Aim: Omit every picture and write out the rest of the records exactly.

Records to use:
[Start]
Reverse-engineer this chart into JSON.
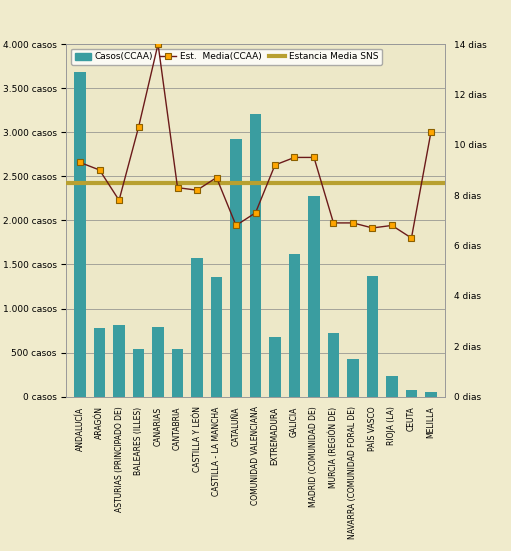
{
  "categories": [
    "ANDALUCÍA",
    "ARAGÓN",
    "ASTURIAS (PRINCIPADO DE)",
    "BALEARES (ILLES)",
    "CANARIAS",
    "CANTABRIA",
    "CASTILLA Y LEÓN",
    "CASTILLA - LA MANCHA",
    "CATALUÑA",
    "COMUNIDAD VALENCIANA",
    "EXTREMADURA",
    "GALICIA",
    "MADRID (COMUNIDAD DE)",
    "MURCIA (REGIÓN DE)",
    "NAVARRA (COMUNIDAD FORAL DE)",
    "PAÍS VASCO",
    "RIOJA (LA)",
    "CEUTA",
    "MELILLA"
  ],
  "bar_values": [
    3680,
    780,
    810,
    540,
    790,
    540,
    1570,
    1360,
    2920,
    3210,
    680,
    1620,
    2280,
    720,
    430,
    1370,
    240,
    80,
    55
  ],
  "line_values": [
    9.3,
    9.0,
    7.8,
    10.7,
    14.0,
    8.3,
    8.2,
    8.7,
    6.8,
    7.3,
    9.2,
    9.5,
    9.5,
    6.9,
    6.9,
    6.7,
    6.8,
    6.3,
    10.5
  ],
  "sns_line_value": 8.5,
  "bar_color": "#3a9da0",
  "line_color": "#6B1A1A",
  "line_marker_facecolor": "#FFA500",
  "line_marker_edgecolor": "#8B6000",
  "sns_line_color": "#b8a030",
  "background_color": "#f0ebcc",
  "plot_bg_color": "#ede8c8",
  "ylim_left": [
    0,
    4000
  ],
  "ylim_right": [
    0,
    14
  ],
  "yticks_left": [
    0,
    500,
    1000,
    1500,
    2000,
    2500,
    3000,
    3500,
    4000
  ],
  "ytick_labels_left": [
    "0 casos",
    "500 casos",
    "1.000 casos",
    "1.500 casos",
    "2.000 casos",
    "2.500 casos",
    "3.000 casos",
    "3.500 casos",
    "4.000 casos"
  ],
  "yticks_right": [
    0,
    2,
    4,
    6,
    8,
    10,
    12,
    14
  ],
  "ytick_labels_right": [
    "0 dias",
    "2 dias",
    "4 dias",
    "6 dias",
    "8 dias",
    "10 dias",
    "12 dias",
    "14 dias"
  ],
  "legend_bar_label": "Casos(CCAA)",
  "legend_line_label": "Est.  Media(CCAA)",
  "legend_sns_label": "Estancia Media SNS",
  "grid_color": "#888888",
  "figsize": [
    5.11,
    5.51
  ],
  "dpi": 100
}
[End]
Task response:
Reverse-engineer this chart into JSON.
{
  "categories": [
    "ANDALUCÍA",
    "ARAGÓN",
    "ASTURIAS (PRINCIPADO DE)",
    "BALEARES (ILLES)",
    "CANARIAS",
    "CANTABRIA",
    "CASTILLA Y LEÓN",
    "CASTILLA - LA MANCHA",
    "CATALUÑA",
    "COMUNIDAD VALENCIANA",
    "EXTREMADURA",
    "GALICIA",
    "MADRID (COMUNIDAD DE)",
    "MURCIA (REGIÓN DE)",
    "NAVARRA (COMUNIDAD FORAL DE)",
    "PAÍS VASCO",
    "RIOJA (LA)",
    "CEUTA",
    "MELILLA"
  ],
  "bar_values": [
    3680,
    780,
    810,
    540,
    790,
    540,
    1570,
    1360,
    2920,
    3210,
    680,
    1620,
    2280,
    720,
    430,
    1370,
    240,
    80,
    55
  ],
  "line_values": [
    9.3,
    9.0,
    7.8,
    10.7,
    14.0,
    8.3,
    8.2,
    8.7,
    6.8,
    7.3,
    9.2,
    9.5,
    9.5,
    6.9,
    6.9,
    6.7,
    6.8,
    6.3,
    10.5
  ],
  "sns_line_value": 8.5,
  "bar_color": "#3a9da0",
  "line_color": "#6B1A1A",
  "line_marker_facecolor": "#FFA500",
  "line_marker_edgecolor": "#8B6000",
  "sns_line_color": "#b8a030",
  "background_color": "#f0ebcc",
  "plot_bg_color": "#ede8c8",
  "ylim_left": [
    0,
    4000
  ],
  "ylim_right": [
    0,
    14
  ],
  "yticks_left": [
    0,
    500,
    1000,
    1500,
    2000,
    2500,
    3000,
    3500,
    4000
  ],
  "ytick_labels_left": [
    "0 casos",
    "500 casos",
    "1.000 casos",
    "1.500 casos",
    "2.000 casos",
    "2.500 casos",
    "3.000 casos",
    "3.500 casos",
    "4.000 casos"
  ],
  "yticks_right": [
    0,
    2,
    4,
    6,
    8,
    10,
    12,
    14
  ],
  "ytick_labels_right": [
    "0 dias",
    "2 dias",
    "4 dias",
    "6 dias",
    "8 dias",
    "10 dias",
    "12 dias",
    "14 dias"
  ],
  "legend_bar_label": "Casos(CCAA)",
  "legend_line_label": "Est.  Media(CCAA)",
  "legend_sns_label": "Estancia Media SNS",
  "grid_color": "#888888",
  "figsize": [
    5.11,
    5.51
  ],
  "dpi": 100
}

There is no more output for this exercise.